┌────────

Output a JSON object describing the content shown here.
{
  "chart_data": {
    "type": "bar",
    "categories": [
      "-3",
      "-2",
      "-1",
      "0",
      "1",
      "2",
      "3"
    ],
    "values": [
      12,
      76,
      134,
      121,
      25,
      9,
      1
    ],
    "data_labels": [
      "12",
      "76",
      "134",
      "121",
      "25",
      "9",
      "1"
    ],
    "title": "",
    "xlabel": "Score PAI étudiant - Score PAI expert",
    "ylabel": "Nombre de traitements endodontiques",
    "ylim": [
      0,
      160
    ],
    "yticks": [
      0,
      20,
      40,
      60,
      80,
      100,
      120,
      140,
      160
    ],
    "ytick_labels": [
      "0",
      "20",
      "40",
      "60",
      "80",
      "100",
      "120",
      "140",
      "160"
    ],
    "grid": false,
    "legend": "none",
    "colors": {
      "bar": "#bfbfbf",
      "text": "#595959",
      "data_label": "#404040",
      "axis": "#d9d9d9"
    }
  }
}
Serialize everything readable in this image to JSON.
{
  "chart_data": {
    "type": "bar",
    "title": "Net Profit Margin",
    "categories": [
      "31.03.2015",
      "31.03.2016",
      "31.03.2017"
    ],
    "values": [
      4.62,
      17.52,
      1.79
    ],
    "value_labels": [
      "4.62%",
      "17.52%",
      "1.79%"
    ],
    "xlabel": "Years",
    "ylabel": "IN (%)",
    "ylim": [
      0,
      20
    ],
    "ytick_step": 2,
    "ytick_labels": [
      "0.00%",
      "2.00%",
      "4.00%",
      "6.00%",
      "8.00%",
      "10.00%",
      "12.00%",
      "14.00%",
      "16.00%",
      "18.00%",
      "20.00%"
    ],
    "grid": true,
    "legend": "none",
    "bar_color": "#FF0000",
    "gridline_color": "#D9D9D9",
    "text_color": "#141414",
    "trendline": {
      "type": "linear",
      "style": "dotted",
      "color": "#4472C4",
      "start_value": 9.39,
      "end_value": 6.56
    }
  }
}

└────────

* [Task description]:
All lines from the one containing "Serialize everything readable" through the final line of the listing above are to be reproduced exactly; include both and add nothing.

* [Result for this task]:
Serialize everything readable in this image to JSON.
{
  "chart_data": {
    "type": "bar",
    "title": "Net Profit Margin",
    "categories": [
      "31.03.2015",
      "31.03.2016",
      "31.03.2017"
    ],
    "values": [
      4.62,
      17.52,
      1.79
    ],
    "value_labels": [
      "4.62%",
      "17.52%",
      "1.79%"
    ],
    "xlabel": "Years",
    "ylabel": "IN (%)",
    "ylim": [
      0,
      20
    ],
    "ytick_step": 2,
    "ytick_labels": [
      "0.00%",
      "2.00%",
      "4.00%",
      "6.00%",
      "8.00%",
      "10.00%",
      "12.00%",
      "14.00%",
      "16.00%",
      "18.00%",
      "20.00%"
    ],
    "grid": true,
    "legend": "none",
    "bar_color": "#FF0000",
    "gridline_color": "#D9D9D9",
    "text_color": "#141414",
    "trendline": {
      "type": "linear",
      "style": "dotted",
      "color": "#4472C4",
      "start_value": 9.39,
      "end_value": 6.56
    }
  }
}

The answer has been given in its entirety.